> AIM
Without the pictures, give the entries below again exactly as written.
— start of SUPPLIED RECORDS —
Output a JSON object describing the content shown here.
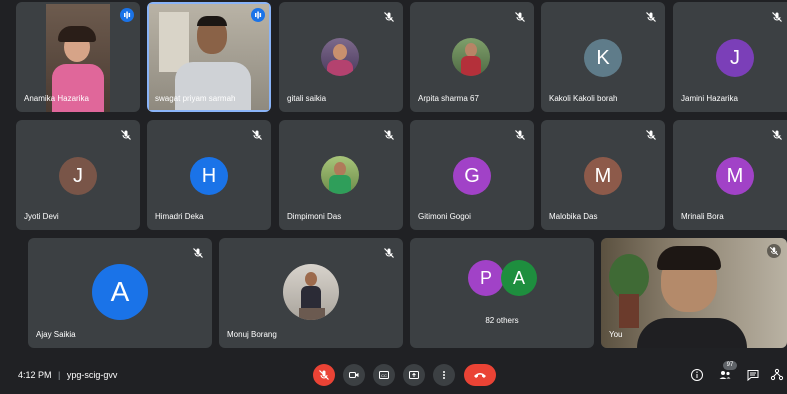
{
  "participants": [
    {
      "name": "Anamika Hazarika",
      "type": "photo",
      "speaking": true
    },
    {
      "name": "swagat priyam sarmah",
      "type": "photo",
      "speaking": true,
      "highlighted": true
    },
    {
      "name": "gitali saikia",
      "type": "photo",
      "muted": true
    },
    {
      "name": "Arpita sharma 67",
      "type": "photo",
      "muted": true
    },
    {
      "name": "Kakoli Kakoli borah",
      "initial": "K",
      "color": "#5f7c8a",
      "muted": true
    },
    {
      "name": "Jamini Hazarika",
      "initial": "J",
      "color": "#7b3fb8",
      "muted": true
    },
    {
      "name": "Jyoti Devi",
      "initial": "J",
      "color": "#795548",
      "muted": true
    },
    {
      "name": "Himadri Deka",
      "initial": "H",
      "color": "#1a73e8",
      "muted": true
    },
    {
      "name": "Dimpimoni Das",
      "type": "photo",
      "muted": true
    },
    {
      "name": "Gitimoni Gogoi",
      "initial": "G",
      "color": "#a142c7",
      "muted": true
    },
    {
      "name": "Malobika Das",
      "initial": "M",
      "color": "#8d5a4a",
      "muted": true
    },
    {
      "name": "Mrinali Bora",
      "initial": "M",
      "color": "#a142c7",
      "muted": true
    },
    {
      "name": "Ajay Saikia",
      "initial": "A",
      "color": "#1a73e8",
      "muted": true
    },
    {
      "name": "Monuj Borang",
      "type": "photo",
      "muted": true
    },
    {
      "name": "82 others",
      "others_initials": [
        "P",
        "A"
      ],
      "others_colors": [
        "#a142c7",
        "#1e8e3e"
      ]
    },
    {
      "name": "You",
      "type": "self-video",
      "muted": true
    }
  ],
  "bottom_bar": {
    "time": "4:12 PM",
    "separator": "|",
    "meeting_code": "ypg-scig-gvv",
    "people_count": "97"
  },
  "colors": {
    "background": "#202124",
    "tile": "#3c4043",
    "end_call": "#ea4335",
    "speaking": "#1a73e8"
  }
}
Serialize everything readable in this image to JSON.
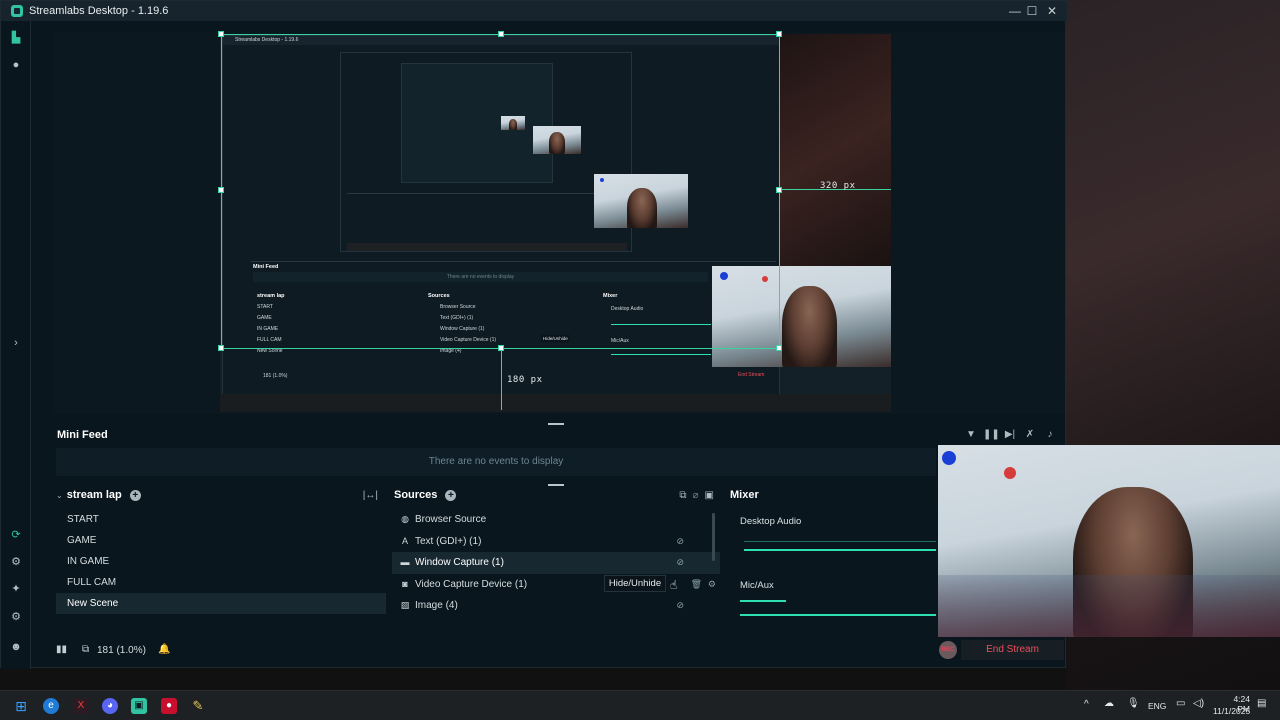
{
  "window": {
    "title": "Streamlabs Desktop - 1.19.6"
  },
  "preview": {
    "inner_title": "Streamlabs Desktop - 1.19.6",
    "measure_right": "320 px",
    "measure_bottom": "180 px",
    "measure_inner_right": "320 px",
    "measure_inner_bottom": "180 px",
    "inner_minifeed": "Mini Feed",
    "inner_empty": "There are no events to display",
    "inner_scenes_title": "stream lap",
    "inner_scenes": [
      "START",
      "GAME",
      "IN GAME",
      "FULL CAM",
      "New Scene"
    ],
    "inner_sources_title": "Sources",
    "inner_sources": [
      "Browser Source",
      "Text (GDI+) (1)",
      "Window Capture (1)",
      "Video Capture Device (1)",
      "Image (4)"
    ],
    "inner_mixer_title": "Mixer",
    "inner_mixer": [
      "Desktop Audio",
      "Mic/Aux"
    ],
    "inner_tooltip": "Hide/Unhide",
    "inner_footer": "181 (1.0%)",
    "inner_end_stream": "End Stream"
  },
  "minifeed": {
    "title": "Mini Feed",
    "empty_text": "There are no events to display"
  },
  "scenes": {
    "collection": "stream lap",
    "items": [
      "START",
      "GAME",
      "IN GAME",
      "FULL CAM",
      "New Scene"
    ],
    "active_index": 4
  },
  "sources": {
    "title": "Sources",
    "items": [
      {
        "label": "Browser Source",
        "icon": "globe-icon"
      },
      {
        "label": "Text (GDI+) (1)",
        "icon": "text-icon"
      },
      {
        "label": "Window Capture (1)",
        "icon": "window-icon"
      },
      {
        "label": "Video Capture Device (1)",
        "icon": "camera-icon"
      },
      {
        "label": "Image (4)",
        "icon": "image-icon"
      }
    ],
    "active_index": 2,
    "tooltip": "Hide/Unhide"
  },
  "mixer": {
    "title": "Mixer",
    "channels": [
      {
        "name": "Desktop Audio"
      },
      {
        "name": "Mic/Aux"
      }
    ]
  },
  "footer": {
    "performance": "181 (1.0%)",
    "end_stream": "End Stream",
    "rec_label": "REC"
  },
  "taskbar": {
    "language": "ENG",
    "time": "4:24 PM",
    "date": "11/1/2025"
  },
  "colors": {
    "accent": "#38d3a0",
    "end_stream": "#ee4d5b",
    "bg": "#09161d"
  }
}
— end of SUPPLIED RECORDS —
> THE REPLY
Output a JSON object describing the content shown here.
{
  "participants": [
    {
      "name": "Anamika Hazarika",
      "type": "photo",
      "speaking": true
    },
    {
      "name": "swagat priyam sarmah",
      "type": "photo",
      "speaking": true,
      "highlighted": true
    },
    {
      "name": "gitali saikia",
      "type": "photo",
      "muted": true
    },
    {
      "name": "Arpita sharma 67",
      "type": "photo",
      "muted": true
    },
    {
      "name": "Kakoli Kakoli borah",
      "initial": "K",
      "color": "#5f7c8a",
      "muted": true
    },
    {
      "name": "Jamini Hazarika",
      "initial": "J",
      "color": "#7b3fb8",
      "muted": true
    },
    {
      "name": "Jyoti Devi",
      "initial": "J",
      "color": "#795548",
      "muted": true
    },
    {
      "name": "Himadri Deka",
      "initial": "H",
      "color": "#1a73e8",
      "muted": true
    },
    {
      "name": "Dimpimoni Das",
      "type": "photo",
      "muted": true
    },
    {
      "name": "Gitimoni Gogoi",
      "initial": "G",
      "color": "#a142c7",
      "muted": true
    },
    {
      "name": "Malobika Das",
      "initial": "M",
      "color": "#8d5a4a",
      "muted": true
    },
    {
      "name": "Mrinali Bora",
      "initial": "M",
      "color": "#a142c7",
      "muted": true
    },
    {
      "name": "Ajay Saikia",
      "initial": "A",
      "color": "#1a73e8",
      "muted": true
    },
    {
      "name": "Monuj Borang",
      "type": "photo",
      "muted": true
    },
    {
      "name": "82 others",
      "others_initials": [
        "P",
        "A"
      ],
      "others_colors": [
        "#a142c7",
        "#1e8e3e"
      ]
    },
    {
      "name": "You",
      "type": "self-video",
      "muted": true
    }
  ],
  "bottom_bar": {
    "time": "4:12 PM",
    "separator": "|",
    "meeting_code": "ypg-scig-gvv",
    "people_count": "97"
  },
  "colors": {
    "background": "#202124",
    "tile": "#3c4043",
    "end_call": "#ea4335",
    "speaking": "#1a73e8"
  }
}
Serialize everything readable in this image to JSON.
{
  "window": {
    "title": "Streamlabs Desktop - 1.19.6"
  },
  "preview": {
    "inner_title": "Streamlabs Desktop - 1.19.6",
    "measure_right": "320 px",
    "measure_bottom": "180 px",
    "measure_inner_right": "320 px",
    "measure_inner_bottom": "180 px",
    "inner_minifeed": "Mini Feed",
    "inner_empty": "There are no events to display",
    "inner_scenes_title": "stream lap",
    "inner_scenes": [
      "START",
      "GAME",
      "IN GAME",
      "FULL CAM",
      "New Scene"
    ],
    "inner_sources_title": "Sources",
    "inner_sources": [
      "Browser Source",
      "Text (GDI+) (1)",
      "Window Capture (1)",
      "Video Capture Device (1)",
      "Image (4)"
    ],
    "inner_mixer_title": "Mixer",
    "inner_mixer": [
      "Desktop Audio",
      "Mic/Aux"
    ],
    "inner_tooltip": "Hide/Unhide",
    "inner_footer": "181 (1.0%)",
    "inner_end_stream": "End Stream"
  },
  "minifeed": {
    "title": "Mini Feed",
    "empty_text": "There are no events to display"
  },
  "scenes": {
    "collection": "stream lap",
    "items": [
      "START",
      "GAME",
      "IN GAME",
      "FULL CAM",
      "New Scene"
    ],
    "active_index": 4
  },
  "sources": {
    "title": "Sources",
    "items": [
      {
        "label": "Browser Source",
        "icon": "globe-icon"
      },
      {
        "label": "Text (GDI+) (1)",
        "icon": "text-icon"
      },
      {
        "label": "Window Capture (1)",
        "icon": "window-icon"
      },
      {
        "label": "Video Capture Device (1)",
        "icon": "camera-icon"
      },
      {
        "label": "Image (4)",
        "icon": "image-icon"
      }
    ],
    "active_index": 2,
    "tooltip": "Hide/Unhide"
  },
  "mixer": {
    "title": "Mixer",
    "channels": [
      {
        "name": "Desktop Audio"
      },
      {
        "name": "Mic/Aux"
      }
    ]
  },
  "footer": {
    "performance": "181 (1.0%)",
    "end_stream": "End Stream",
    "rec_label": "REC"
  },
  "taskbar": {
    "language": "ENG",
    "time": "4:24 PM",
    "date": "11/1/2025"
  },
  "colors": {
    "accent": "#38d3a0",
    "end_stream": "#ee4d5b",
    "bg": "#09161d"
  }
}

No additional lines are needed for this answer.